What you have to do:
Pictures stay out of the copy; set down each line of the listing below exactly.

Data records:
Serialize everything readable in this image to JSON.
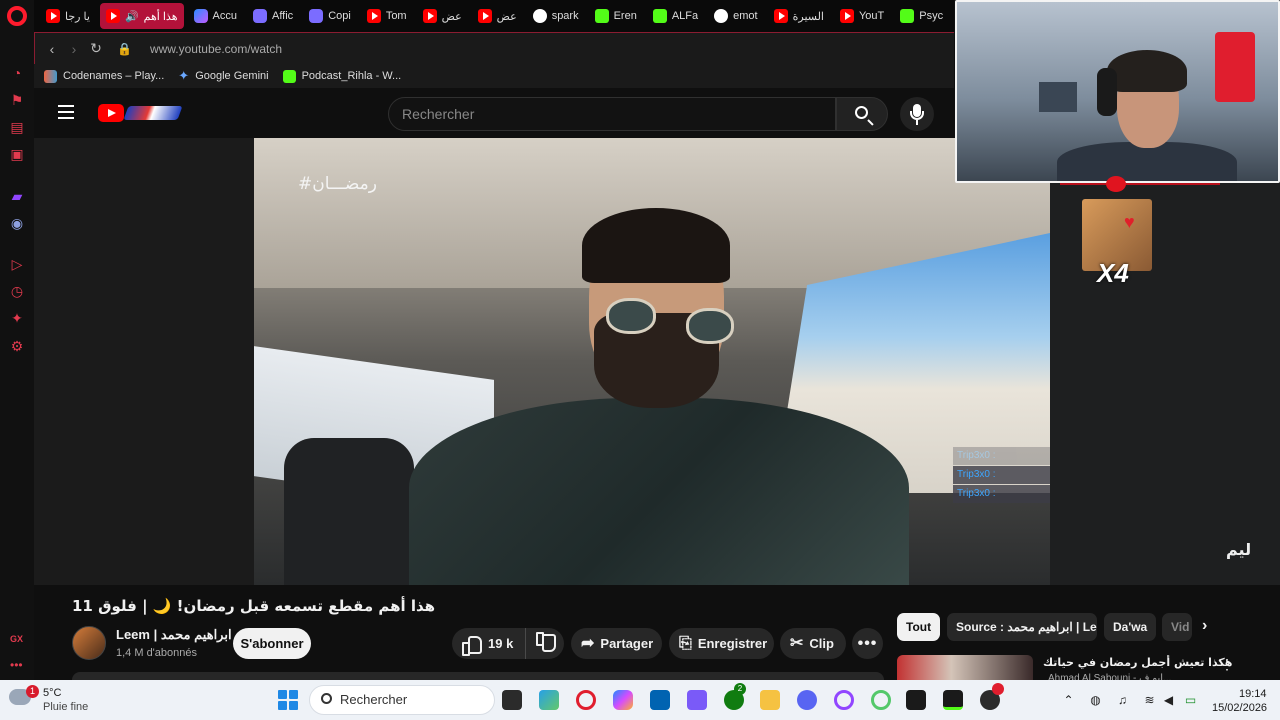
{
  "browser": {
    "tabs": [
      {
        "label": "يا رجا"
      },
      {
        "label": "هذا أهم"
      },
      {
        "label": "Accu"
      },
      {
        "label": "Affic"
      },
      {
        "label": "Copi"
      },
      {
        "label": "Tom"
      },
      {
        "label": "عض"
      },
      {
        "label": "عض"
      },
      {
        "label": "spark"
      },
      {
        "label": "Eren"
      },
      {
        "label": "ALFa"
      },
      {
        "label": "emot"
      },
      {
        "label": "السيرة"
      },
      {
        "label": "YouT"
      },
      {
        "label": "Psyc"
      }
    ],
    "address": {
      "url": "www.youtube.com/watch"
    },
    "bookmarks": [
      {
        "label": "Codenames – Play..."
      },
      {
        "label": "Google Gemini"
      },
      {
        "label": "Podcast_Rihla - W..."
      }
    ]
  },
  "youtube": {
    "search_placeholder": "Rechercher",
    "video": {
      "overlay_hashtag": "#رمضـــان",
      "title": "هذا أهم مقطع تسمعه قبل رمضان! 🌙 | فلوق 11",
      "channel_name": "Leem | ابراهيم محمد",
      "subscribers": "1,4 M d'abonnés",
      "subscribe_label": "S'abonner",
      "likes": "19 k",
      "share_label": "Partager",
      "save_label": "Enregistrer",
      "clip_label": "Clip",
      "more_label": "•••",
      "watermark": "ليم"
    },
    "chips": [
      {
        "label": "Tout"
      },
      {
        "label": "Source : ابراهيم محمد | Leem"
      },
      {
        "label": "Da'wa"
      },
      {
        "label": "Vid"
      }
    ],
    "recommendation": {
      "title": "هكذا تعيش أجمل رمضان في حياتك",
      "channel": "Ahmad Al Sabouni - ابو ف..."
    }
  },
  "stream_overlay": {
    "emote_multiplier": "X4",
    "chat": [
      {
        "user": "Trip3x0",
        "text": ":"
      },
      {
        "user": "Trip3x0",
        "text": ":"
      },
      {
        "user": "Trip3x0",
        "text": ":"
      }
    ]
  },
  "taskbar": {
    "weather_temp": "5°C",
    "weather_desc": "Pluie fine",
    "weather_badge": "1",
    "search_placeholder": "Rechercher",
    "xbox_badge": "2",
    "time": "19:14",
    "date": "15/02/2026"
  },
  "colors": {
    "accent": "#ff0000",
    "opera_red": "#ff1b2d",
    "active_tab": "#b3123a",
    "link_blue": "#3ea6ff"
  }
}
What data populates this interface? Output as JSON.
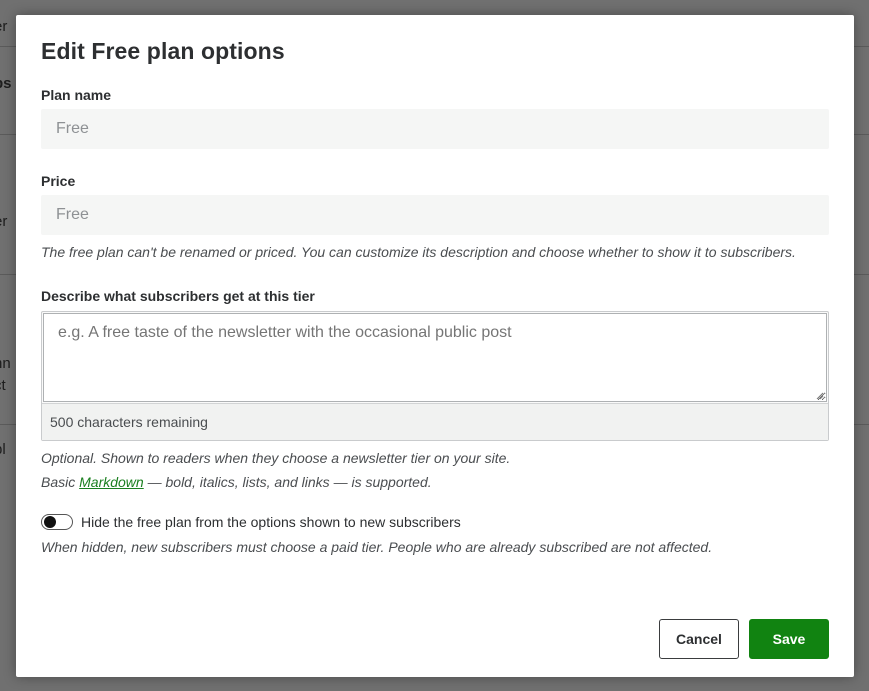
{
  "background": {
    "fragments": [
      "er",
      "bs",
      "er",
      "nn",
      "ct",
      "pl"
    ]
  },
  "modal": {
    "title": "Edit Free plan options",
    "plan_name": {
      "label": "Plan name",
      "value": "Free"
    },
    "price": {
      "label": "Price",
      "value": "Free"
    },
    "free_plan_help": "The free plan can't be renamed or priced. You can customize its description and choose whether to show it to subscribers.",
    "description": {
      "label": "Describe what subscribers get at this tier",
      "placeholder": "e.g. A free taste of the newsletter with the occasional public post",
      "value": "",
      "chars_remaining": "500 characters remaining",
      "help_line1": "Optional. Shown to readers when they choose a newsletter tier on your site.",
      "help_line2_prefix": "Basic ",
      "help_line2_link": "Markdown",
      "help_line2_suffix": " — bold, italics, lists, and links — is supported."
    },
    "hide_toggle": {
      "label": "Hide the free plan from the options shown to new subscribers",
      "checked": false,
      "help": "When hidden, new subscribers must choose a paid tier. People who are already subscribed are not affected."
    },
    "buttons": {
      "cancel": "Cancel",
      "save": "Save"
    }
  },
  "colors": {
    "accent_green": "#118311",
    "link_green": "#1a7f1f",
    "overlay": "#6f7276"
  },
  "icons": {
    "resize_grip": "resize-grip-icon",
    "toggle_knob": "toggle-knob"
  }
}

Final result:
Serialize everything readable in this image to JSON.
{
  "browser": {
    "tabs": [
      {
        "label": "يا رجا"
      },
      {
        "label": "هذا أهم"
      },
      {
        "label": "Accu"
      },
      {
        "label": "Affic"
      },
      {
        "label": "Copi"
      },
      {
        "label": "Tom"
      },
      {
        "label": "عض"
      },
      {
        "label": "عض"
      },
      {
        "label": "spark"
      },
      {
        "label": "Eren"
      },
      {
        "label": "ALFa"
      },
      {
        "label": "emot"
      },
      {
        "label": "السيرة"
      },
      {
        "label": "YouT"
      },
      {
        "label": "Psyc"
      }
    ],
    "address": {
      "url": "www.youtube.com/watch"
    },
    "bookmarks": [
      {
        "label": "Codenames – Play..."
      },
      {
        "label": "Google Gemini"
      },
      {
        "label": "Podcast_Rihla - W..."
      }
    ]
  },
  "youtube": {
    "search_placeholder": "Rechercher",
    "video": {
      "overlay_hashtag": "#رمضـــان",
      "title": "هذا أهم مقطع تسمعه قبل رمضان! 🌙 | فلوق 11",
      "channel_name": "Leem | ابراهيم محمد",
      "subscribers": "1,4 M d'abonnés",
      "subscribe_label": "S'abonner",
      "likes": "19 k",
      "share_label": "Partager",
      "save_label": "Enregistrer",
      "clip_label": "Clip",
      "more_label": "•••",
      "watermark": "ليم"
    },
    "chips": [
      {
        "label": "Tout"
      },
      {
        "label": "Source : ابراهيم محمد | Leem"
      },
      {
        "label": "Da'wa"
      },
      {
        "label": "Vid"
      }
    ],
    "recommendation": {
      "title": "هكذا تعيش أجمل رمضان في حياتك",
      "channel": "Ahmad Al Sabouni - ابو ف..."
    }
  },
  "stream_overlay": {
    "emote_multiplier": "X4",
    "chat": [
      {
        "user": "Trip3x0",
        "text": ":"
      },
      {
        "user": "Trip3x0",
        "text": ":"
      },
      {
        "user": "Trip3x0",
        "text": ":"
      }
    ]
  },
  "taskbar": {
    "weather_temp": "5°C",
    "weather_desc": "Pluie fine",
    "weather_badge": "1",
    "search_placeholder": "Rechercher",
    "xbox_badge": "2",
    "time": "19:14",
    "date": "15/02/2026"
  },
  "colors": {
    "accent": "#ff0000",
    "opera_red": "#ff1b2d",
    "active_tab": "#b3123a",
    "link_blue": "#3ea6ff"
  }
}
What data populates this interface? Output as JSON.
{
  "background": {
    "fragments": [
      "er",
      "bs",
      "er",
      "nn",
      "ct",
      "pl"
    ]
  },
  "modal": {
    "title": "Edit Free plan options",
    "plan_name": {
      "label": "Plan name",
      "value": "Free"
    },
    "price": {
      "label": "Price",
      "value": "Free"
    },
    "free_plan_help": "The free plan can't be renamed or priced. You can customize its description and choose whether to show it to subscribers.",
    "description": {
      "label": "Describe what subscribers get at this tier",
      "placeholder": "e.g. A free taste of the newsletter with the occasional public post",
      "value": "",
      "chars_remaining": "500 characters remaining",
      "help_line1": "Optional. Shown to readers when they choose a newsletter tier on your site.",
      "help_line2_prefix": "Basic ",
      "help_line2_link": "Markdown",
      "help_line2_suffix": " — bold, italics, lists, and links — is supported."
    },
    "hide_toggle": {
      "label": "Hide the free plan from the options shown to new subscribers",
      "checked": false,
      "help": "When hidden, new subscribers must choose a paid tier. People who are already subscribed are not affected."
    },
    "buttons": {
      "cancel": "Cancel",
      "save": "Save"
    }
  },
  "colors": {
    "accent_green": "#118311",
    "link_green": "#1a7f1f",
    "overlay": "#6f7276"
  },
  "icons": {
    "resize_grip": "resize-grip-icon",
    "toggle_knob": "toggle-knob"
  }
}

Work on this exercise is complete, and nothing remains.